* **Study text**

[Start of section]

In contrast, the second example utilizes async/await to structure the code in a more linear and synchronous-looking manner. The fetchDataAndProcess() function is marked as async, allowing us to use the await keyword inside it. This eliminates the need for explicit .then() and .catch() chains.
Under the hood, the await keyword halts the execution of the function, allowing other tasks to continue, such as handling user input or animations. The JavaScript engine switches to executing other code until the awaited promise is settled, at which point it resumes executing the remaining code within the async function.
Promise chaining is a technique in JavaScript that allows you to perform multiple asynchronous operations in a sequence, with each operation starting when the previous one has completed. The primary advantage of promise chaining is that it allows you to avoid the "callback hell" or "pyramid of doom" that can result from using nested callbacks to handle asynchronous code. Instead, you can write asynchronous code that almost looks like synchronous code, making it much easier to understand and maintain. Each then in a promise chain receives the result of the previous promise's resolution. This result can be used to inform the next step in the chain. If a promise in the chain is rejected, the chain's subsequent then methods will be skipped until a catch method is found.
fetchData()
.then(response => {
console.log("Response:", response);
return processData(response); // This returns a new promise
})
.then(processedData => {
console.log("Processed data:", processedData);
return furtherProcessing(processedData); // This returns another new promise
})
.then(finalResult => {
console.log("Final result:", finalResult);
})
.catch(error => {
console.error("Error:", error);
});
fetchData, processData, and furtherProcessing are all asynchronous functions that return promises. The then methods are chained together, with each one waiting for the previous promise to resolve before starting its operation. If any promise in the chain is rejected, the catch method at the end will be invoked to handle the error.

[End of section]

* **Dataset**
[Start of section]

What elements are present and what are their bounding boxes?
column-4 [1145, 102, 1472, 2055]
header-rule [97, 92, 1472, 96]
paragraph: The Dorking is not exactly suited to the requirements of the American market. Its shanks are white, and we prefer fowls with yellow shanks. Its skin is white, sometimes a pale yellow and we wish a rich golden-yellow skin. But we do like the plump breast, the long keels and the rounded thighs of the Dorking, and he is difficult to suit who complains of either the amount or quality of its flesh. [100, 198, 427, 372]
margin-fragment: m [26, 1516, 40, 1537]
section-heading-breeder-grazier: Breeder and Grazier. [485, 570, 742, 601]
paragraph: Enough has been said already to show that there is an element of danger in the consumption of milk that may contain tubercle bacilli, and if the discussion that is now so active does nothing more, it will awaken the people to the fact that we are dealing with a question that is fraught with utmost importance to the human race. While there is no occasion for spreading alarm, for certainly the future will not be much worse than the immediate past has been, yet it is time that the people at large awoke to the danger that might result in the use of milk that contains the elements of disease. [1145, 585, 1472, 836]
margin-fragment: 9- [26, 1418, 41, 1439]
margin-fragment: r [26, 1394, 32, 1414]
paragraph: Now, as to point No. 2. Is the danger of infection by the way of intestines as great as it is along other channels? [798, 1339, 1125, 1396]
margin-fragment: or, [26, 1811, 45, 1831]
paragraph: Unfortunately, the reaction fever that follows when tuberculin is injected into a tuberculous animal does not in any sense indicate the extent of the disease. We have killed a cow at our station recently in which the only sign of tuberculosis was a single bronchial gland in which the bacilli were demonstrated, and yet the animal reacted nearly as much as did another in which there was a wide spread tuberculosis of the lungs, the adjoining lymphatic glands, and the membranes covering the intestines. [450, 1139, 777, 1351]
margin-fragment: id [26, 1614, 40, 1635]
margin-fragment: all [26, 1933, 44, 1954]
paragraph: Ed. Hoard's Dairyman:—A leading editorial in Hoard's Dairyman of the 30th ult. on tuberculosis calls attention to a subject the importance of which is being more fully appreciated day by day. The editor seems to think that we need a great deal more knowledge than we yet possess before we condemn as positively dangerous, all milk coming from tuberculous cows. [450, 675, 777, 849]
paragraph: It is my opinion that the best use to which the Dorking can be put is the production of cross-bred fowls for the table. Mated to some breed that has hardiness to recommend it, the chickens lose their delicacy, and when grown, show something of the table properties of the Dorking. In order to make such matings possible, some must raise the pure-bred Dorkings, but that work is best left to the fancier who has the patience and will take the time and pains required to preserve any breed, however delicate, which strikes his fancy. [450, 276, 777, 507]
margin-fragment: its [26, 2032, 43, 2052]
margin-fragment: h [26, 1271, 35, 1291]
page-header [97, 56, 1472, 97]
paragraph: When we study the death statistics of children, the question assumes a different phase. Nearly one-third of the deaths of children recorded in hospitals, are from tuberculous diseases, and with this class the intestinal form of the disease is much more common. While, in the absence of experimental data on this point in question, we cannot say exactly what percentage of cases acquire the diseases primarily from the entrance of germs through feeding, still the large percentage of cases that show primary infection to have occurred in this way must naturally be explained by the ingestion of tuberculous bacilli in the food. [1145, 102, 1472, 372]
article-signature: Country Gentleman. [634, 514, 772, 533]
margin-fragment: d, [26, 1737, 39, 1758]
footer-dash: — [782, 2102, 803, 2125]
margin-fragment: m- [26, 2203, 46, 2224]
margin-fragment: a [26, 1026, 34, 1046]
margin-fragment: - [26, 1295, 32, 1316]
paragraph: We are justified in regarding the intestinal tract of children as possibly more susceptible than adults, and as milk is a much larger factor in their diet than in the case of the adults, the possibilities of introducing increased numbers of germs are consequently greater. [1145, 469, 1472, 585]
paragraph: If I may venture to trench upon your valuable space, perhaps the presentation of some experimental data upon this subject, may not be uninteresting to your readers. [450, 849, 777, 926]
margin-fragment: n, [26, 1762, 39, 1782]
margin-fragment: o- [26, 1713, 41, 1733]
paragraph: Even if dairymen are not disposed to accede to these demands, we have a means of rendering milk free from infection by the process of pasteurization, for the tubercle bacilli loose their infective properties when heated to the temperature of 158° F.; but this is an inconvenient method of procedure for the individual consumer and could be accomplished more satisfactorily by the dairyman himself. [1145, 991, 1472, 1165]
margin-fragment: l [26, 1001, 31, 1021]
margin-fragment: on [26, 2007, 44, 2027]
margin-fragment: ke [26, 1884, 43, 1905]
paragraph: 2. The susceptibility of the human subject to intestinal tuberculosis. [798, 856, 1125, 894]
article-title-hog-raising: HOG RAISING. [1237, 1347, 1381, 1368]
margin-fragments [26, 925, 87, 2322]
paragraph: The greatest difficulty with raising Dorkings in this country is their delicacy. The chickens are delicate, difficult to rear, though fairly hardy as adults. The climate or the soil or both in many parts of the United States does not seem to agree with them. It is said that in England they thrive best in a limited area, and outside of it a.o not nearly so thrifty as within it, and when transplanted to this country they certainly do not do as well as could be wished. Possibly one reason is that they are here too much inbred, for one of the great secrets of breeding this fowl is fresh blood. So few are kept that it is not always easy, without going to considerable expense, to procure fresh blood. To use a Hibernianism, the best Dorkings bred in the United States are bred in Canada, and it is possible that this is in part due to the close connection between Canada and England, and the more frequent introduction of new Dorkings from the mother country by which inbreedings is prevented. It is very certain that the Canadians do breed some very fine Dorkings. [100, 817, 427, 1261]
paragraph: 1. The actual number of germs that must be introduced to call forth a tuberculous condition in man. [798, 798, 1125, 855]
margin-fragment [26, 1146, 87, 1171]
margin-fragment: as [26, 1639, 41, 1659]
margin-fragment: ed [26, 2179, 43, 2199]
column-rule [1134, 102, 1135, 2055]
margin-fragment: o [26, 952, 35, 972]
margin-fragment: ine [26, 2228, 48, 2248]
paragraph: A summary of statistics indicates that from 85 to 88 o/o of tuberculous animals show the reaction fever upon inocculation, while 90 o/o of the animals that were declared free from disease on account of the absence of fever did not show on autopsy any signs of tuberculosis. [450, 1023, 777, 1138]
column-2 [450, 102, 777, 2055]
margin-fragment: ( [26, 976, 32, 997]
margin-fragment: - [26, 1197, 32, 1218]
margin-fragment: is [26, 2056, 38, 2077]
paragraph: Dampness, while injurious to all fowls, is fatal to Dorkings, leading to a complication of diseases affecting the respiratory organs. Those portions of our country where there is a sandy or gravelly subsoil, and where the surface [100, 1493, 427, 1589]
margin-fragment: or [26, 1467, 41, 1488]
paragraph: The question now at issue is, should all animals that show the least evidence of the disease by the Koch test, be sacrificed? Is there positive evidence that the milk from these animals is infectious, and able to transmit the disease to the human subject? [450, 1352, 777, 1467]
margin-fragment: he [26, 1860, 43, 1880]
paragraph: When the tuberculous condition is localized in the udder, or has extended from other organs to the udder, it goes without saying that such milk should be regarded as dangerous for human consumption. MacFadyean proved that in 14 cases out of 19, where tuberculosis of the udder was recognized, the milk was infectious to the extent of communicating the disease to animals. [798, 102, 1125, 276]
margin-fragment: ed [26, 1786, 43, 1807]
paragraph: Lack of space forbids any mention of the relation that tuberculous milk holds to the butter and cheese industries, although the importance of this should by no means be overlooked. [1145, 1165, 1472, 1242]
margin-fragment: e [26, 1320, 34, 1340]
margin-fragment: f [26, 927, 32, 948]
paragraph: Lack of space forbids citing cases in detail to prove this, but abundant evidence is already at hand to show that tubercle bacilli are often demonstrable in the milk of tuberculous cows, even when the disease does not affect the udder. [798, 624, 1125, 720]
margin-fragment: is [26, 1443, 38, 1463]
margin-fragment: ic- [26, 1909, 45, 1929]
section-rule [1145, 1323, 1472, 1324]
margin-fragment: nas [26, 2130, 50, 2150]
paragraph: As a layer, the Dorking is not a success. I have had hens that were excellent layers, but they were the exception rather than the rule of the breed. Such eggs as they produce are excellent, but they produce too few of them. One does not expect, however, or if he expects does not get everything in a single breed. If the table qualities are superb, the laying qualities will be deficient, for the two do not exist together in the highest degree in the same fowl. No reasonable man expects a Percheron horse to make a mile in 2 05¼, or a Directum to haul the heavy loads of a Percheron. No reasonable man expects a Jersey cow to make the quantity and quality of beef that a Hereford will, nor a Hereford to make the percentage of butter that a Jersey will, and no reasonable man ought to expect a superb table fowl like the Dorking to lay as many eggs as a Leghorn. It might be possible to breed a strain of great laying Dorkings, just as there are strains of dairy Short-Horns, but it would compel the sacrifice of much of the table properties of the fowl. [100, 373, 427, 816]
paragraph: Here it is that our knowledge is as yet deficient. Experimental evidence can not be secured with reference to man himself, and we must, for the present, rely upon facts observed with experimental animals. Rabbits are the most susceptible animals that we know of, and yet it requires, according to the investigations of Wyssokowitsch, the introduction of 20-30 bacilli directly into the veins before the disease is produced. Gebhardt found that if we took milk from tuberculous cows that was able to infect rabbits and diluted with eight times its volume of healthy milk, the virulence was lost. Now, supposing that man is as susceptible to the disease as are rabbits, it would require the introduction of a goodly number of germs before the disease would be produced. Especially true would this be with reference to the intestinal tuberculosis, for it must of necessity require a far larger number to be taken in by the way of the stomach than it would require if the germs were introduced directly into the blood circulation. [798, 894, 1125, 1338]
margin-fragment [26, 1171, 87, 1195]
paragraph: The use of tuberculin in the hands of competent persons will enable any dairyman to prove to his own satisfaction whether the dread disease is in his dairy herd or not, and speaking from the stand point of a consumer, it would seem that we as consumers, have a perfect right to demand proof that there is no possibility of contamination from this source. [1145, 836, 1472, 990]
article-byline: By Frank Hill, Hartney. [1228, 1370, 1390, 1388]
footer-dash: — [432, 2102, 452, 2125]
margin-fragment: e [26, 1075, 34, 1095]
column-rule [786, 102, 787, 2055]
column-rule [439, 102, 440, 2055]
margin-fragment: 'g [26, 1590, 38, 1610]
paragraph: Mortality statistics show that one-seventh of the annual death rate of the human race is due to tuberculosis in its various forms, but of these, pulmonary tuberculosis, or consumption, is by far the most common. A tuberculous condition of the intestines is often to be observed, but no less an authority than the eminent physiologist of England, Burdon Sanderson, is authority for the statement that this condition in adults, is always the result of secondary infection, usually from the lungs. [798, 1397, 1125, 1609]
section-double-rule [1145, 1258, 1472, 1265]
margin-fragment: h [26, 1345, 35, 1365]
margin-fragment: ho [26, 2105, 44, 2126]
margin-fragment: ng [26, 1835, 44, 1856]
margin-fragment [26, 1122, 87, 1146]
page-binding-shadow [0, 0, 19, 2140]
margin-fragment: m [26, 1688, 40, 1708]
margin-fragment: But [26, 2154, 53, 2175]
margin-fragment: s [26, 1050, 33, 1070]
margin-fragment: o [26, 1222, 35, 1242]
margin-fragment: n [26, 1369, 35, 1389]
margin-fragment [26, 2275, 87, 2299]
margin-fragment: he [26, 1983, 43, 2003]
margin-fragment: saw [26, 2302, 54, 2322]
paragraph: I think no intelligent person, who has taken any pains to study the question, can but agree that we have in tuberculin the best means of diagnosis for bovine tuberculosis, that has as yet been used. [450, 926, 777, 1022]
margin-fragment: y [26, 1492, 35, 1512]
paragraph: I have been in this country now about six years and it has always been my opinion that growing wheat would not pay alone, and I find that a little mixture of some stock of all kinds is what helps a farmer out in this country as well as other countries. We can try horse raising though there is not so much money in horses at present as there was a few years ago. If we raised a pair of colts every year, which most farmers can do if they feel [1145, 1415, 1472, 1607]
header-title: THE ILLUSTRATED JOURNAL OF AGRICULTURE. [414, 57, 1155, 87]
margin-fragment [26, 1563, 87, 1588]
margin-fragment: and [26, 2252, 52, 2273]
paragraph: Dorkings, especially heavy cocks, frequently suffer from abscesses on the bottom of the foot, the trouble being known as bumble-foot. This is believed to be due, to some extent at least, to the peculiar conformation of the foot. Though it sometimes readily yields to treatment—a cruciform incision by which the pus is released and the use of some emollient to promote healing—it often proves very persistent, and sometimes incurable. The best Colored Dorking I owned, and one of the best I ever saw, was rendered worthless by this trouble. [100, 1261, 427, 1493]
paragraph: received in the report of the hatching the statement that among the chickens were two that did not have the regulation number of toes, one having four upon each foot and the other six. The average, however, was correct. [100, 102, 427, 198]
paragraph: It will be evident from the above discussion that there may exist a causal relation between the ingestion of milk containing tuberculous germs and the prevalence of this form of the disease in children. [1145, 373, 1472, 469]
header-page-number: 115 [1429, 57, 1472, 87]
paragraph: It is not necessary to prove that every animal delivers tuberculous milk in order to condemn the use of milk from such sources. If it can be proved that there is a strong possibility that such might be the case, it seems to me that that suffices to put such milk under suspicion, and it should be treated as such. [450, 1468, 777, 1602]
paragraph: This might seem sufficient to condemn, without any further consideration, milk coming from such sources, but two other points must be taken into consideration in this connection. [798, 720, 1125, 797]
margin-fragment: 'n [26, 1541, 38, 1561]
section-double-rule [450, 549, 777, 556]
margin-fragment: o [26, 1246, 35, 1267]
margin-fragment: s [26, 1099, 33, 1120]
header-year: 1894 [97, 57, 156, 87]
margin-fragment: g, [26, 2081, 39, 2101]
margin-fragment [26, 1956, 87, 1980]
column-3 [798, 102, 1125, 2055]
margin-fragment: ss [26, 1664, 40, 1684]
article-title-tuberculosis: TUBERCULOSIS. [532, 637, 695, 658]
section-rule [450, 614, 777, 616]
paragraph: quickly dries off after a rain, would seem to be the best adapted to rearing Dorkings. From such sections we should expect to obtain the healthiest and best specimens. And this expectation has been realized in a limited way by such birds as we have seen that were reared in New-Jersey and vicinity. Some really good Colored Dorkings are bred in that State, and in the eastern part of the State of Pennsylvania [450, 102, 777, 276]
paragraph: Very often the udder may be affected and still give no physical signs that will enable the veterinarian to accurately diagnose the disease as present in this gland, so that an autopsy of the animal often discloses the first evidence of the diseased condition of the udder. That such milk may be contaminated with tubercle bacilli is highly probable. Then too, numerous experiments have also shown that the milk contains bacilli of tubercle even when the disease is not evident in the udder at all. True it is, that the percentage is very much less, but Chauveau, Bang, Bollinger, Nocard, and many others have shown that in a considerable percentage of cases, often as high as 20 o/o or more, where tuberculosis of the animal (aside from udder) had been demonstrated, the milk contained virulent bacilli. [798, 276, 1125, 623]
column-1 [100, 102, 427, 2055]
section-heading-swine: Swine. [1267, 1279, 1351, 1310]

[End of section]

* **Exercise instructions**
• A. Copy the text on JavaScript promises between "Under the hood, the" and "the async function.", inclusive.
• B. Resume the text on JavaScript promises, starting after its final sentence.

* **Your written answers**
• A.
Under the hood, the await keyword halts the execution of the function, allowing other tasks to continue, such as handling user input or animations. The JavaScript engine switches to executing other code until the awaited promise is settled, at which point it resumes executing the remaining code within the async function.

• B.
This question asks you to implement the debounce higher-order function. After the debounced function is called, the provided function should be called with the same arguments but with some delay t. However, if the debounced function was called again before t milliseconds have elapsed, the execution of the provided function should be cancelled and the timer reset.
To give a concrete example of debounce in action:
const start = Date.now();
function log() {
console.log(Date.now() - start);
}
setTimeout(log, 10); // logs: 10
setTimeout(log, 20); // logs: 20
setTimeout(log, 50); // logs: 50
setTimeout(log, 60); // logs: 60
As expected, the log function is called with the delay specified by setTimeout.
However, if we debounce the log function:
const start = Date.now();
function log() {
console.log(Date.now() - start);
}
const debouncedLog = debounce(log, 20);
setTimeout(debouncedLog, 10); // cancelled
setTimeout(debouncedLog, 20); // logs: 40
setTimeout(debouncedLog, 50); // cancelled
setTimeout(debouncedLog, 60); // logs: 80
In the above example, the function call at t=10ms is cancelled because the call at t=20ms happened within 20ms. The call at t=20ms was delayed by 20ms.
Similarly, the function call at t=50ms is cancelled because the call at t=60ms happened within 20ms. The call at t=60ms was delayed by 20ms.